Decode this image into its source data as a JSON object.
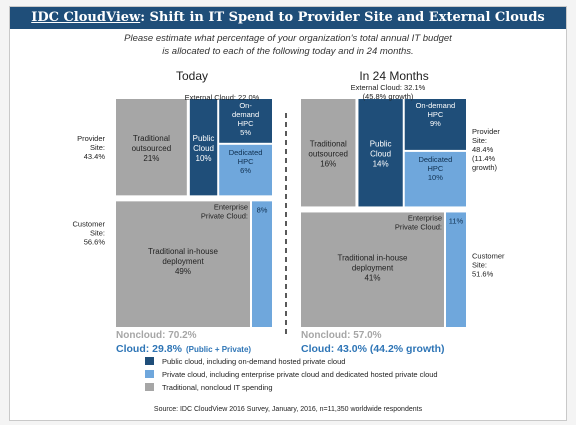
{
  "title": {
    "brand": "IDC CloudView",
    "rest": ": Shift in IT Spend to Provider Site and External Clouds"
  },
  "subtitle": [
    "Please estimate what percentage of your organization's total annual IT budget",
    "is allocated to each of the following today and in 24 months."
  ],
  "colors": {
    "title_bar": "#1f4e79",
    "public_cloud": "#1f4e79",
    "private_cloud": "#6fa7dc",
    "noncloud": "#a6a6a6"
  },
  "chart_data": [
    {
      "type": "mosaic",
      "title": "Today",
      "units": "% of IT budget",
      "provider_site": {
        "label": [
          "Provider",
          "Site:",
          "43.4%"
        ],
        "share": 43.4
      },
      "customer_site": {
        "label": [
          "Customer",
          "Site:",
          "56.6%"
        ],
        "share": 56.6
      },
      "external_cloud_label": [
        "External Cloud: 22.0%"
      ],
      "enterprise_private_label": [
        "Enterprise",
        "Private Cloud:"
      ],
      "segments": [
        {
          "site": "Provider",
          "category": "Traditional",
          "label": [
            "Traditional",
            "outsourced",
            "21%"
          ],
          "value": 21
        },
        {
          "site": "Provider",
          "category": "Public",
          "label": [
            "Public",
            "Cloud",
            "10%"
          ],
          "value": 10
        },
        {
          "site": "Provider",
          "category": "Public",
          "label": [
            "On-",
            "demand",
            "HPC",
            "5%"
          ],
          "value": 5
        },
        {
          "site": "Provider",
          "category": "Private",
          "label": [
            "Dedicated",
            "HPC",
            "6%"
          ],
          "value": 6
        },
        {
          "site": "Customer",
          "category": "Traditional",
          "label": [
            "Traditional in-house",
            "deployment",
            "49%"
          ],
          "value": 49
        },
        {
          "site": "Customer",
          "category": "Private",
          "label": [
            "8%"
          ],
          "value": 8
        }
      ],
      "summary": {
        "noncloud": "Noncloud: 70.2%",
        "cloud": "Cloud: 29.8%",
        "cloud_note": "(Public + Private)"
      }
    },
    {
      "type": "mosaic",
      "title": "In 24 Months",
      "units": "% of IT budget",
      "provider_site": {
        "label": [
          "Provider",
          "Site:",
          "48.4%",
          "(11.4%",
          "growth)"
        ],
        "share": 48.4
      },
      "customer_site": {
        "label": [
          "Customer",
          "Site:",
          "51.6%"
        ],
        "share": 51.6
      },
      "external_cloud_label": [
        "External Cloud: 32.1%",
        "(45.8% growth)"
      ],
      "enterprise_private_label": [
        "Enterprise",
        "Private Cloud:"
      ],
      "segments": [
        {
          "site": "Provider",
          "category": "Traditional",
          "label": [
            "Traditional",
            "outsourced",
            "16%"
          ],
          "value": 16
        },
        {
          "site": "Provider",
          "category": "Public",
          "label": [
            "Public",
            "Cloud",
            "14%"
          ],
          "value": 14
        },
        {
          "site": "Provider",
          "category": "Public",
          "label": [
            "On-demand",
            "HPC",
            "9%"
          ],
          "value": 9
        },
        {
          "site": "Provider",
          "category": "Private",
          "label": [
            "Dedicated",
            "HPC",
            "10%"
          ],
          "value": 10
        },
        {
          "site": "Customer",
          "category": "Traditional",
          "label": [
            "Traditional in-house",
            "deployment",
            "41%"
          ],
          "value": 41
        },
        {
          "site": "Customer",
          "category": "Private",
          "label": [
            "11%"
          ],
          "value": 11
        }
      ],
      "summary": {
        "noncloud": "Noncloud: 57.0%",
        "cloud": "Cloud: 43.0% (44.2% growth)"
      }
    }
  ],
  "legend": [
    {
      "label": "Public cloud, including on-demand hosted private cloud",
      "color": "#1f4e79"
    },
    {
      "label": "Private cloud, including enterprise private cloud and dedicated hosted private cloud",
      "color": "#6fa7dc"
    },
    {
      "label": "Traditional, noncloud IT spending",
      "color": "#a6a6a6"
    }
  ],
  "source": "Source: IDC CloudView 2016 Survey, January, 2016, n=11,350 worldwide respondents"
}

========

- [What is required] Output the records above exactly as they are, leaving out the pictures.

- [Task result]
Decode this image into its source data as a JSON object.
{
  "title": {
    "brand": "IDC CloudView",
    "rest": ": Shift in IT Spend to Provider Site and External Clouds"
  },
  "subtitle": [
    "Please estimate what percentage of your organization's total annual IT budget",
    "is allocated to each of the following today and in 24 months."
  ],
  "colors": {
    "title_bar": "#1f4e79",
    "public_cloud": "#1f4e79",
    "private_cloud": "#6fa7dc",
    "noncloud": "#a6a6a6"
  },
  "chart_data": [
    {
      "type": "mosaic",
      "title": "Today",
      "units": "% of IT budget",
      "provider_site": {
        "label": [
          "Provider",
          "Site:",
          "43.4%"
        ],
        "share": 43.4
      },
      "customer_site": {
        "label": [
          "Customer",
          "Site:",
          "56.6%"
        ],
        "share": 56.6
      },
      "external_cloud_label": [
        "External Cloud: 22.0%"
      ],
      "enterprise_private_label": [
        "Enterprise",
        "Private Cloud:"
      ],
      "segments": [
        {
          "site": "Provider",
          "category": "Traditional",
          "label": [
            "Traditional",
            "outsourced",
            "21%"
          ],
          "value": 21
        },
        {
          "site": "Provider",
          "category": "Public",
          "label": [
            "Public",
            "Cloud",
            "10%"
          ],
          "value": 10
        },
        {
          "site": "Provider",
          "category": "Public",
          "label": [
            "On-",
            "demand",
            "HPC",
            "5%"
          ],
          "value": 5
        },
        {
          "site": "Provider",
          "category": "Private",
          "label": [
            "Dedicated",
            "HPC",
            "6%"
          ],
          "value": 6
        },
        {
          "site": "Customer",
          "category": "Traditional",
          "label": [
            "Traditional in-house",
            "deployment",
            "49%"
          ],
          "value": 49
        },
        {
          "site": "Customer",
          "category": "Private",
          "label": [
            "8%"
          ],
          "value": 8
        }
      ],
      "summary": {
        "noncloud": "Noncloud: 70.2%",
        "cloud": "Cloud: 29.8%",
        "cloud_note": "(Public + Private)"
      }
    },
    {
      "type": "mosaic",
      "title": "In 24 Months",
      "units": "% of IT budget",
      "provider_site": {
        "label": [
          "Provider",
          "Site:",
          "48.4%",
          "(11.4%",
          "growth)"
        ],
        "share": 48.4
      },
      "customer_site": {
        "label": [
          "Customer",
          "Site:",
          "51.6%"
        ],
        "share": 51.6
      },
      "external_cloud_label": [
        "External Cloud: 32.1%",
        "(45.8% growth)"
      ],
      "enterprise_private_label": [
        "Enterprise",
        "Private Cloud:"
      ],
      "segments": [
        {
          "site": "Provider",
          "category": "Traditional",
          "label": [
            "Traditional",
            "outsourced",
            "16%"
          ],
          "value": 16
        },
        {
          "site": "Provider",
          "category": "Public",
          "label": [
            "Public",
            "Cloud",
            "14%"
          ],
          "value": 14
        },
        {
          "site": "Provider",
          "category": "Public",
          "label": [
            "On-demand",
            "HPC",
            "9%"
          ],
          "value": 9
        },
        {
          "site": "Provider",
          "category": "Private",
          "label": [
            "Dedicated",
            "HPC",
            "10%"
          ],
          "value": 10
        },
        {
          "site": "Customer",
          "category": "Traditional",
          "label": [
            "Traditional in-house",
            "deployment",
            "41%"
          ],
          "value": 41
        },
        {
          "site": "Customer",
          "category": "Private",
          "label": [
            "11%"
          ],
          "value": 11
        }
      ],
      "summary": {
        "noncloud": "Noncloud: 57.0%",
        "cloud": "Cloud: 43.0% (44.2% growth)"
      }
    }
  ],
  "legend": [
    {
      "label": "Public cloud, including on-demand hosted private cloud",
      "color": "#1f4e79"
    },
    {
      "label": "Private cloud, including enterprise private cloud and dedicated hosted private cloud",
      "color": "#6fa7dc"
    },
    {
      "label": "Traditional, noncloud IT spending",
      "color": "#a6a6a6"
    }
  ],
  "source": "Source: IDC CloudView 2016 Survey, January, 2016, n=11,350 worldwide respondents"
}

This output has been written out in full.